>> BEGIN Data provided

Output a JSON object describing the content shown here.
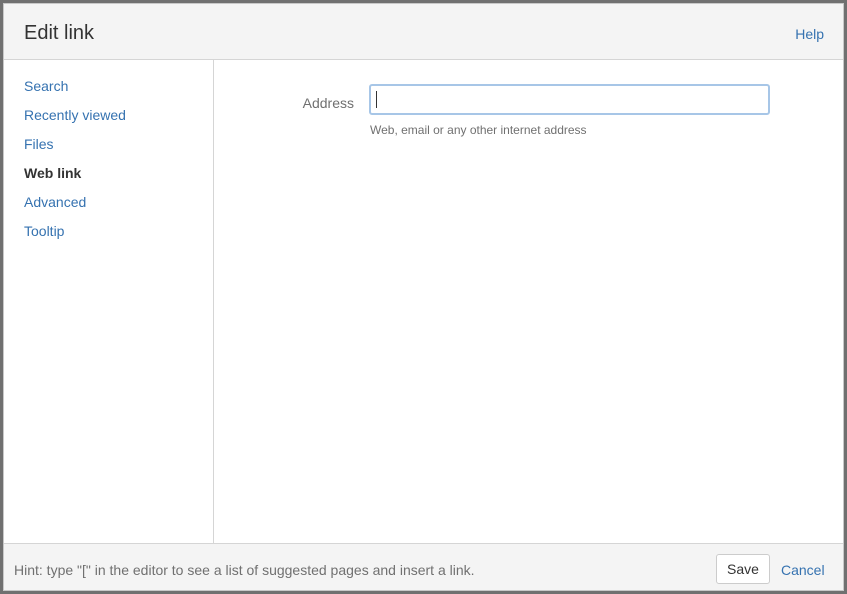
{
  "dialog": {
    "title": "Edit link",
    "help_label": "Help"
  },
  "sidebar": {
    "items": [
      {
        "label": "Search",
        "active": false
      },
      {
        "label": "Recently viewed",
        "active": false
      },
      {
        "label": "Files",
        "active": false
      },
      {
        "label": "Web link",
        "active": true
      },
      {
        "label": "Advanced",
        "active": false
      },
      {
        "label": "Tooltip",
        "active": false
      }
    ]
  },
  "form": {
    "address_label": "Address",
    "address_value": "",
    "address_description": "Web, email or any other internet address"
  },
  "footer": {
    "hint": "Hint: type \"[\" in the editor to see a list of suggested pages and insert a link.",
    "save_label": "Save",
    "cancel_label": "Cancel"
  },
  "colors": {
    "link": "#3572b0",
    "text": "#333333",
    "muted": "#707070",
    "panel_bg": "#f4f4f4",
    "focus_border": "#a7c6e7"
  }
}
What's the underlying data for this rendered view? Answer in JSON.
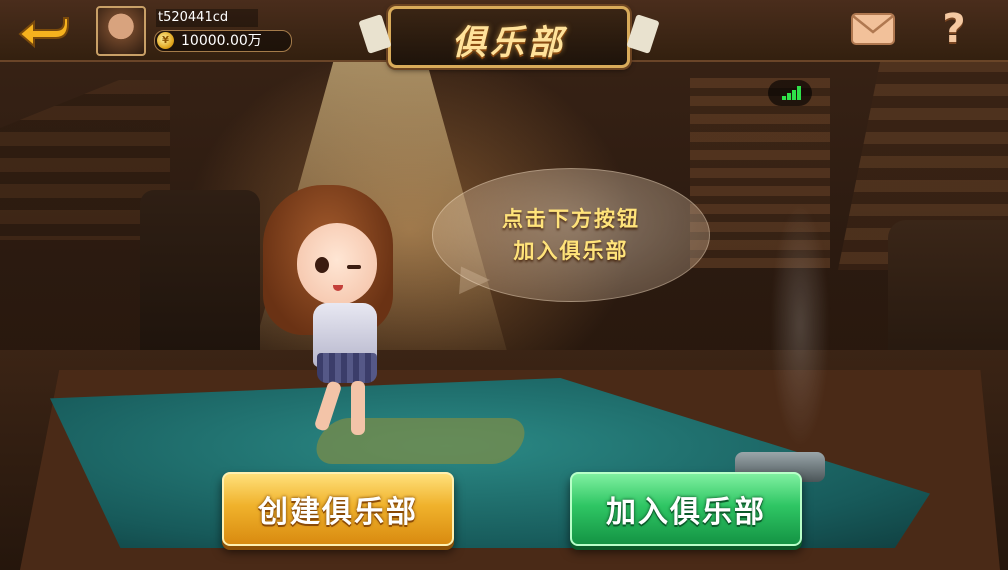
{
  "header": {
    "title": "俱乐部",
    "username": "t520441cd",
    "coins": "10000.00万",
    "coin_icon": "coin-icon",
    "back_icon": "back-arrow-icon",
    "mail_icon": "mail-icon",
    "help_label": "?"
  },
  "bubble": {
    "line1": "点击下方按钮",
    "line2": "加入俱乐部"
  },
  "buttons": {
    "create": "创建俱乐部",
    "join": "加入俱乐部"
  },
  "signal": {
    "icon": "signal-strength-icon",
    "bars": 4
  },
  "colors": {
    "accent_gold": "#f0b22c",
    "accent_green": "#2fc664",
    "signal_green": "#2fe04a"
  }
}
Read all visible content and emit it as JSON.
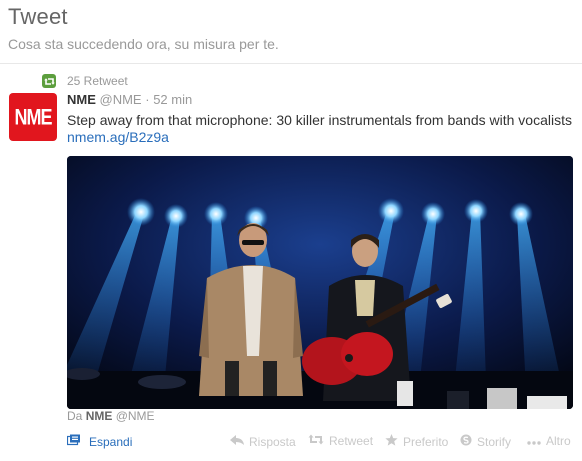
{
  "header": {
    "title": "Tweet",
    "subtitle": "Cosa sta succedendo ora, su misura per te."
  },
  "retweet": {
    "count_label": "25 Retweet",
    "icon": "retweet-icon",
    "color": "#5c9e3d"
  },
  "tweet": {
    "avatar_text": "NME",
    "avatar_color": "#e1161e",
    "display_name": "NME",
    "handle": "@NME",
    "separator": "·",
    "time": "52 min",
    "text": "Step away from that microphone: 30 killer instrumentals from bands with vocalists",
    "link": "nmem.ag/B2z9a",
    "media_alt": "Two musicians on a blue-lit concert stage, one in a trench coat with sunglasses, one playing a red guitar"
  },
  "credit": {
    "prefix": "Da",
    "name": "NME",
    "handle": "@NME"
  },
  "actions": {
    "expand": "Espandi",
    "reply": "Risposta",
    "retweet": "Retweet",
    "favorite": "Preferito",
    "storify": "Storify",
    "more": "Altro"
  },
  "colors": {
    "link": "#2a6ebb",
    "muted": "#999999",
    "action_muted": "#c9c9c9"
  }
}
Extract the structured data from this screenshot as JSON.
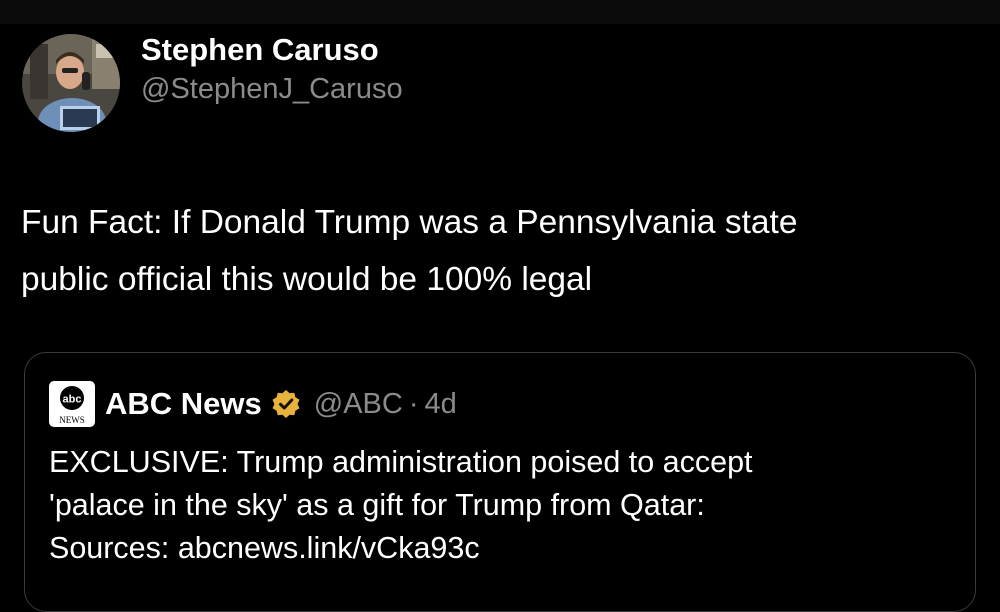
{
  "tweet": {
    "author": {
      "display_name": "Stephen Caruso",
      "handle": "@StephenJ_Caruso"
    },
    "text_line1": "Fun Fact: If Donald Trump was a Pennsylvania state",
    "text_line2": "public official this would be 100% legal"
  },
  "quoted_tweet": {
    "author": {
      "display_name": "ABC News",
      "handle": "@ABC",
      "verified_badge": "gold-verified-icon"
    },
    "separator": "·",
    "time_ago": "4d",
    "text_line1": "EXCLUSIVE: Trump administration poised to accept",
    "text_line2": "'palace in the sky' as a gift for Trump from Qatar:",
    "text_line3": "Sources: abcnews.link/vCka93c"
  },
  "colors": {
    "background": "#000000",
    "text_primary": "#ffffff",
    "text_secondary": "#8b8b8b",
    "card_border": "#3a3a3a",
    "verified_gold": "#e8b33a"
  }
}
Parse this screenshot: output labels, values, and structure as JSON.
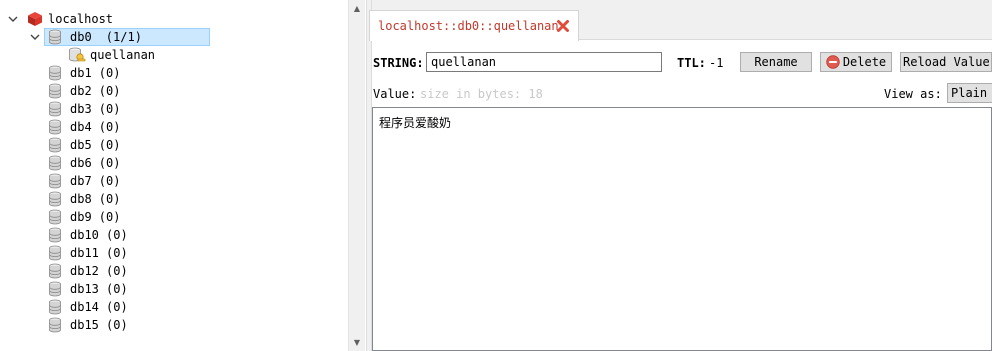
{
  "tree": {
    "server": {
      "label": "localhost",
      "expanded": true
    },
    "databases": [
      {
        "name": "db0",
        "count": "(1/1)",
        "expanded": true,
        "selected": true,
        "keys": [
          {
            "name": "quellanan"
          }
        ]
      },
      {
        "name": "db1",
        "count": "(0)"
      },
      {
        "name": "db2",
        "count": "(0)"
      },
      {
        "name": "db3",
        "count": "(0)"
      },
      {
        "name": "db4",
        "count": "(0)"
      },
      {
        "name": "db5",
        "count": "(0)"
      },
      {
        "name": "db6",
        "count": "(0)"
      },
      {
        "name": "db7",
        "count": "(0)"
      },
      {
        "name": "db8",
        "count": "(0)"
      },
      {
        "name": "db9",
        "count": "(0)"
      },
      {
        "name": "db10",
        "count": "(0)"
      },
      {
        "name": "db11",
        "count": "(0)"
      },
      {
        "name": "db12",
        "count": "(0)"
      },
      {
        "name": "db13",
        "count": "(0)"
      },
      {
        "name": "db14",
        "count": "(0)"
      },
      {
        "name": "db15",
        "count": "(0)"
      }
    ]
  },
  "tab": {
    "title": "localhost::db0::quellanan",
    "close_icon": "close-icon"
  },
  "key_panel": {
    "type_label": "STRING:",
    "key_name": "quellanan",
    "ttl_label": "TTL:",
    "ttl_value": "-1",
    "rename_label": "Rename",
    "delete_label": "Delete",
    "reload_label": "Reload Value",
    "value_label": "Value:",
    "value_hint": "size in bytes: 18",
    "view_as_label": "View as:",
    "view_as_value": "Plain",
    "value_text": "程序员爱酸奶"
  },
  "colors": {
    "tab_text": "#c0392b",
    "selection": "#cce8ff",
    "server_icon": "#d9362b",
    "delete_icon": "#e05a4f"
  }
}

>> END Data provided

Reproduce precisely the lines of the listing above, from the line containing "Parse this screenshot: output" to the last line, both ends included. Pictures are to be omitted.

## Result
Parse this screenshot: output labels, values, and structure as JSON.
{
  "tree": {
    "server": {
      "label": "localhost",
      "expanded": true
    },
    "databases": [
      {
        "name": "db0",
        "count": "(1/1)",
        "expanded": true,
        "selected": true,
        "keys": [
          {
            "name": "quellanan"
          }
        ]
      },
      {
        "name": "db1",
        "count": "(0)"
      },
      {
        "name": "db2",
        "count": "(0)"
      },
      {
        "name": "db3",
        "count": "(0)"
      },
      {
        "name": "db4",
        "count": "(0)"
      },
      {
        "name": "db5",
        "count": "(0)"
      },
      {
        "name": "db6",
        "count": "(0)"
      },
      {
        "name": "db7",
        "count": "(0)"
      },
      {
        "name": "db8",
        "count": "(0)"
      },
      {
        "name": "db9",
        "count": "(0)"
      },
      {
        "name": "db10",
        "count": "(0)"
      },
      {
        "name": "db11",
        "count": "(0)"
      },
      {
        "name": "db12",
        "count": "(0)"
      },
      {
        "name": "db13",
        "count": "(0)"
      },
      {
        "name": "db14",
        "count": "(0)"
      },
      {
        "name": "db15",
        "count": "(0)"
      }
    ]
  },
  "tab": {
    "title": "localhost::db0::quellanan",
    "close_icon": "close-icon"
  },
  "key_panel": {
    "type_label": "STRING:",
    "key_name": "quellanan",
    "ttl_label": "TTL:",
    "ttl_value": "-1",
    "rename_label": "Rename",
    "delete_label": "Delete",
    "reload_label": "Reload Value",
    "value_label": "Value:",
    "value_hint": "size in bytes: 18",
    "view_as_label": "View as:",
    "view_as_value": "Plain",
    "value_text": "程序员爱酸奶"
  },
  "colors": {
    "tab_text": "#c0392b",
    "selection": "#cce8ff",
    "server_icon": "#d9362b",
    "delete_icon": "#e05a4f"
  }
}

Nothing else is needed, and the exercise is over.